Take every line from the listing below that includes "recovery" and copy it.

━━━ RECORDED DATA

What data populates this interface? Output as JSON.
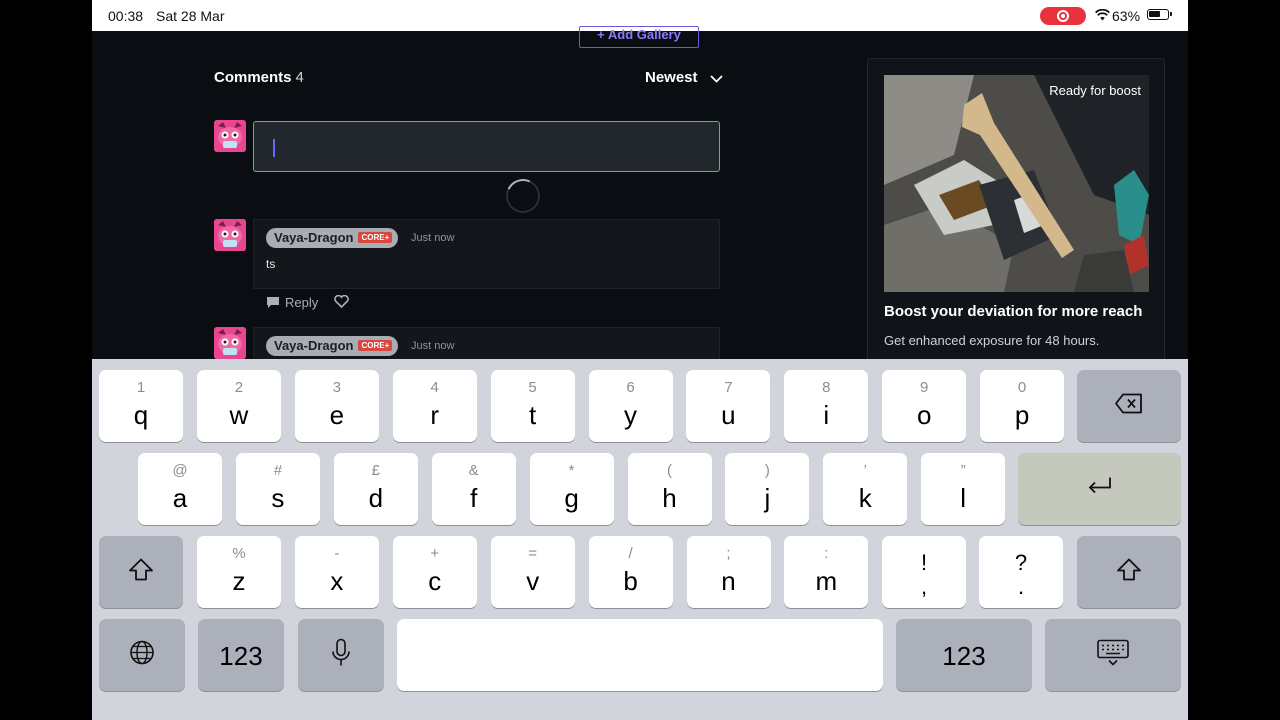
{
  "status_bar": {
    "time": "00:38",
    "date": "Sat 28 Mar",
    "battery_pct": "63%",
    "battery_level": 0.63,
    "recording": true
  },
  "gallery": {
    "add_label": "+ Add Gallery"
  },
  "comments": {
    "title": "Comments",
    "count": "4",
    "sort_label": "Newest",
    "input": {
      "value": "",
      "placeholder": ""
    },
    "items": [
      {
        "user": "Vaya-Dragon",
        "badge": "CORE+",
        "time": "Just now",
        "text": "ts"
      },
      {
        "user": "Vaya-Dragon",
        "badge": "CORE+",
        "time": "Just now",
        "text": ""
      }
    ],
    "reply_label": "Reply"
  },
  "boost": {
    "ribbon": "Ready for boost",
    "title": "Boost your deviation for more reach",
    "description": "Get enhanced exposure for 48 hours."
  },
  "keyboard": {
    "row1": [
      {
        "hint": "1",
        "key": "q"
      },
      {
        "hint": "2",
        "key": "w"
      },
      {
        "hint": "3",
        "key": "e"
      },
      {
        "hint": "4",
        "key": "r"
      },
      {
        "hint": "5",
        "key": "t"
      },
      {
        "hint": "6",
        "key": "y"
      },
      {
        "hint": "7",
        "key": "u"
      },
      {
        "hint": "8",
        "key": "i"
      },
      {
        "hint": "9",
        "key": "o"
      },
      {
        "hint": "0",
        "key": "p"
      }
    ],
    "row2": [
      {
        "hint": "@",
        "key": "a"
      },
      {
        "hint": "#",
        "key": "s"
      },
      {
        "hint": "£",
        "key": "d"
      },
      {
        "hint": "&",
        "key": "f"
      },
      {
        "hint": "*",
        "key": "g"
      },
      {
        "hint": "(",
        "key": "h"
      },
      {
        "hint": ")",
        "key": "j"
      },
      {
        "hint": "’",
        "key": "k"
      },
      {
        "hint": "”",
        "key": "l"
      }
    ],
    "row3": [
      {
        "hint": "%",
        "key": "z"
      },
      {
        "hint": "-",
        "key": "x"
      },
      {
        "hint": "+",
        "key": "c"
      },
      {
        "hint": "=",
        "key": "v"
      },
      {
        "hint": "/",
        "key": "b"
      },
      {
        "hint": ";",
        "key": "n"
      },
      {
        "hint": ":",
        "key": "m"
      }
    ],
    "punct1": {
      "top": "!",
      "bottom": ","
    },
    "punct2": {
      "top": "?",
      "bottom": "."
    },
    "numbers_label": "123",
    "icons": [
      "backspace-icon",
      "return-icon",
      "shift-icon",
      "globe-icon",
      "microphone-icon",
      "keyboard-dismiss-icon"
    ]
  }
}
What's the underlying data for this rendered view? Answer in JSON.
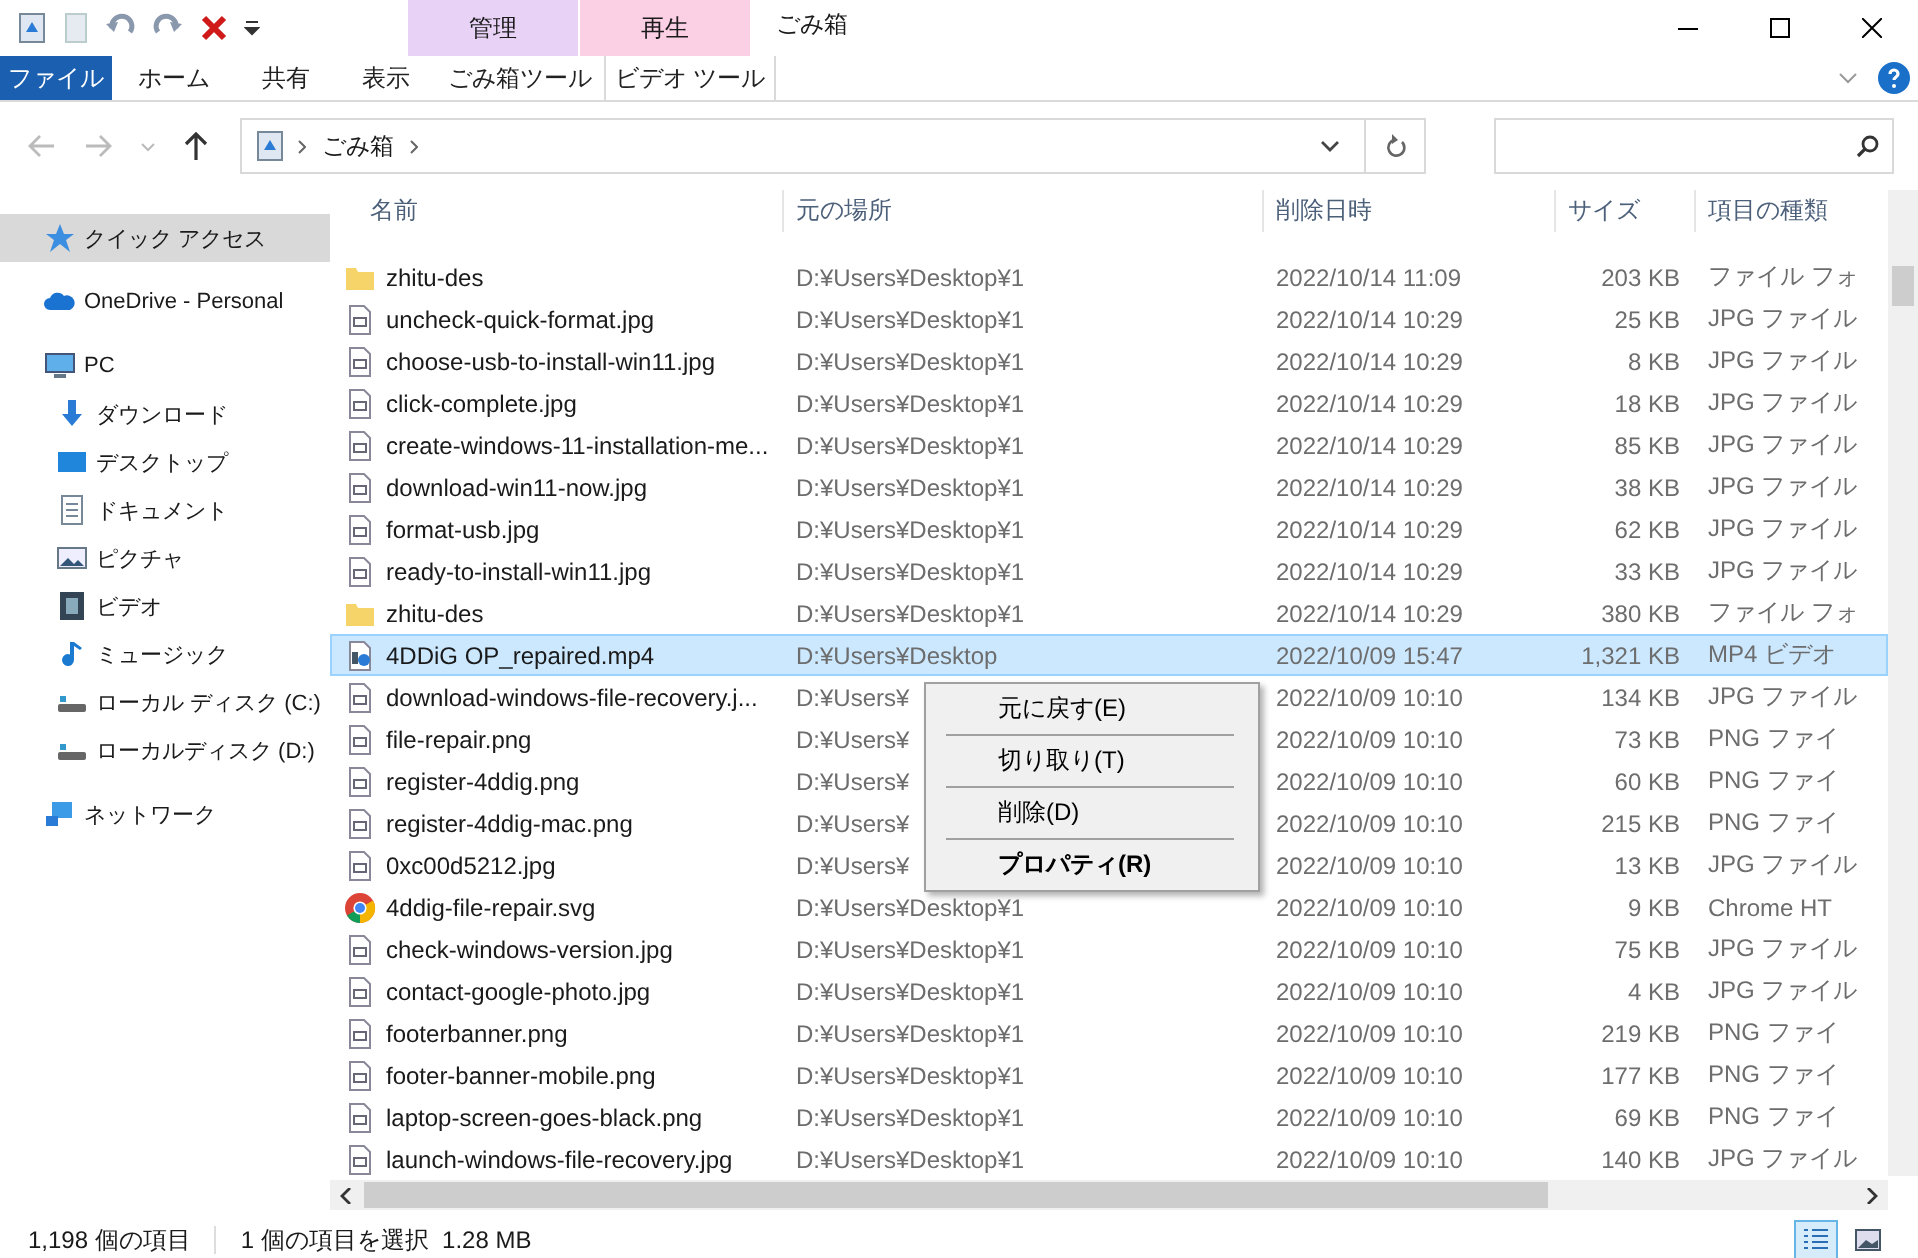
{
  "window": {
    "title": "ごみ箱"
  },
  "ribbon": {
    "context_groups": [
      {
        "label": "管理",
        "color": "#e8d2f6"
      },
      {
        "label": "再生",
        "color": "#fcd0e4"
      }
    ],
    "tabs": [
      {
        "label": "ファイル",
        "kind": "file",
        "selected": false
      },
      {
        "label": "ホーム",
        "kind": "plain",
        "selected": false
      },
      {
        "label": "共有",
        "kind": "plain",
        "selected": false
      },
      {
        "label": "表示",
        "kind": "plain",
        "selected": false
      },
      {
        "label": "ごみ箱ツール",
        "kind": "context",
        "selected": false
      },
      {
        "label": "ビデオ ツール",
        "kind": "context",
        "selected": false
      }
    ]
  },
  "address_bar": {
    "path": [
      "ごみ箱"
    ]
  },
  "nav_pane": {
    "items": [
      {
        "label": "クイック アクセス",
        "kind": "star",
        "selected": true
      },
      {
        "label": "OneDrive - Personal",
        "kind": "cloud",
        "selected": false
      },
      {
        "label": "PC",
        "kind": "pc",
        "selected": false,
        "children": [
          {
            "label": "ダウンロード",
            "kind": "download",
            "selected": false
          },
          {
            "label": "デスクトップ",
            "kind": "desktop",
            "selected": false
          },
          {
            "label": "ドキュメント",
            "kind": "document",
            "selected": false
          },
          {
            "label": "ピクチャ",
            "kind": "picture",
            "selected": false
          },
          {
            "label": "ビデオ",
            "kind": "video",
            "selected": false
          },
          {
            "label": "ミュージック",
            "kind": "music",
            "selected": false
          },
          {
            "label": "ローカル ディスク (C:)",
            "kind": "drive",
            "selected": false
          },
          {
            "label": "ローカルディスク (D:)",
            "kind": "drive",
            "selected": false
          }
        ]
      },
      {
        "label": "ネットワーク",
        "kind": "network",
        "selected": false
      }
    ]
  },
  "table": {
    "columns": [
      "名前",
      "元の場所",
      "削除日時",
      "サイズ",
      "項目の種類"
    ],
    "rows": [
      {
        "name": "zhitu-des",
        "kind": "folder",
        "location": "D:¥Users¥Desktop¥1",
        "date": "2022/10/14 11:09",
        "size": "203 KB",
        "type": "ファイル フォ",
        "selected": false
      },
      {
        "name": "uncheck-quick-format.jpg",
        "kind": "image",
        "location": "D:¥Users¥Desktop¥1",
        "date": "2022/10/14 10:29",
        "size": "25 KB",
        "type": "JPG ファイル",
        "selected": false
      },
      {
        "name": "choose-usb-to-install-win11.jpg",
        "kind": "image",
        "location": "D:¥Users¥Desktop¥1",
        "date": "2022/10/14 10:29",
        "size": "8 KB",
        "type": "JPG ファイル",
        "selected": false
      },
      {
        "name": "click-complete.jpg",
        "kind": "image",
        "location": "D:¥Users¥Desktop¥1",
        "date": "2022/10/14 10:29",
        "size": "18 KB",
        "type": "JPG ファイル",
        "selected": false
      },
      {
        "name": "create-windows-11-installation-me...",
        "kind": "image",
        "location": "D:¥Users¥Desktop¥1",
        "date": "2022/10/14 10:29",
        "size": "85 KB",
        "type": "JPG ファイル",
        "selected": false
      },
      {
        "name": "download-win11-now.jpg",
        "kind": "image",
        "location": "D:¥Users¥Desktop¥1",
        "date": "2022/10/14 10:29",
        "size": "38 KB",
        "type": "JPG ファイル",
        "selected": false
      },
      {
        "name": "format-usb.jpg",
        "kind": "image",
        "location": "D:¥Users¥Desktop¥1",
        "date": "2022/10/14 10:29",
        "size": "62 KB",
        "type": "JPG ファイル",
        "selected": false
      },
      {
        "name": "ready-to-install-win11.jpg",
        "kind": "image",
        "location": "D:¥Users¥Desktop¥1",
        "date": "2022/10/14 10:29",
        "size": "33 KB",
        "type": "JPG ファイル",
        "selected": false
      },
      {
        "name": "zhitu-des",
        "kind": "folder",
        "location": "D:¥Users¥Desktop¥1",
        "date": "2022/10/14 10:29",
        "size": "380 KB",
        "type": "ファイル フォ",
        "selected": false
      },
      {
        "name": "4DDiG OP_repaired.mp4",
        "kind": "video",
        "location": "D:¥Users¥Desktop",
        "date": "2022/10/09 15:47",
        "size": "1,321 KB",
        "type": "MP4 ビデオ",
        "selected": true
      },
      {
        "name": "download-windows-file-recovery.j...",
        "kind": "image",
        "location": "D:¥Users¥",
        "date": "2022/10/09 10:10",
        "size": "134 KB",
        "type": "JPG ファイル",
        "selected": false
      },
      {
        "name": "file-repair.png",
        "kind": "image",
        "location": "D:¥Users¥",
        "date": "2022/10/09 10:10",
        "size": "73 KB",
        "type": "PNG ファイ",
        "selected": false
      },
      {
        "name": "register-4ddig.png",
        "kind": "image",
        "location": "D:¥Users¥",
        "date": "2022/10/09 10:10",
        "size": "60 KB",
        "type": "PNG ファイ",
        "selected": false
      },
      {
        "name": "register-4ddig-mac.png",
        "kind": "image",
        "location": "D:¥Users¥",
        "date": "2022/10/09 10:10",
        "size": "215 KB",
        "type": "PNG ファイ",
        "selected": false
      },
      {
        "name": "0xc00d5212.jpg",
        "kind": "image",
        "location": "D:¥Users¥",
        "date": "2022/10/09 10:10",
        "size": "13 KB",
        "type": "JPG ファイル",
        "selected": false
      },
      {
        "name": "4ddig-file-repair.svg",
        "kind": "chrome",
        "location": "D:¥Users¥Desktop¥1",
        "date": "2022/10/09 10:10",
        "size": "9 KB",
        "type": "Chrome HT",
        "selected": false
      },
      {
        "name": "check-windows-version.jpg",
        "kind": "image",
        "location": "D:¥Users¥Desktop¥1",
        "date": "2022/10/09 10:10",
        "size": "75 KB",
        "type": "JPG ファイル",
        "selected": false
      },
      {
        "name": "contact-google-photo.jpg",
        "kind": "image",
        "location": "D:¥Users¥Desktop¥1",
        "date": "2022/10/09 10:10",
        "size": "4 KB",
        "type": "JPG ファイル",
        "selected": false
      },
      {
        "name": "footerbanner.png",
        "kind": "image",
        "location": "D:¥Users¥Desktop¥1",
        "date": "2022/10/09 10:10",
        "size": "219 KB",
        "type": "PNG ファイ",
        "selected": false
      },
      {
        "name": "footer-banner-mobile.png",
        "kind": "image",
        "location": "D:¥Users¥Desktop¥1",
        "date": "2022/10/09 10:10",
        "size": "177 KB",
        "type": "PNG ファイ",
        "selected": false
      },
      {
        "name": "laptop-screen-goes-black.png",
        "kind": "image",
        "location": "D:¥Users¥Desktop¥1",
        "date": "2022/10/09 10:10",
        "size": "69 KB",
        "type": "PNG ファイ",
        "selected": false
      },
      {
        "name": "launch-windows-file-recovery.jpg",
        "kind": "image",
        "location": "D:¥Users¥Desktop¥1",
        "date": "2022/10/09 10:10",
        "size": "140 KB",
        "type": "JPG ファイル",
        "selected": false
      }
    ]
  },
  "context_menu": {
    "items": [
      {
        "label": "元に戻す(E)",
        "default": false
      },
      {
        "label": "切り取り(T)",
        "default": false
      },
      {
        "label": "削除(D)",
        "default": false
      },
      {
        "label": "プロパティ(R)",
        "default": true
      }
    ]
  },
  "status_bar": {
    "count": "1,198 個の項目",
    "selection": "1 個の項目を選択  1.28 MB"
  }
}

━━━━━━

» **SOLUTION BELOW**:
        "name": "download-windows-file-recovery.j...",
        "name": "launch-windows-file-recovery.jpg",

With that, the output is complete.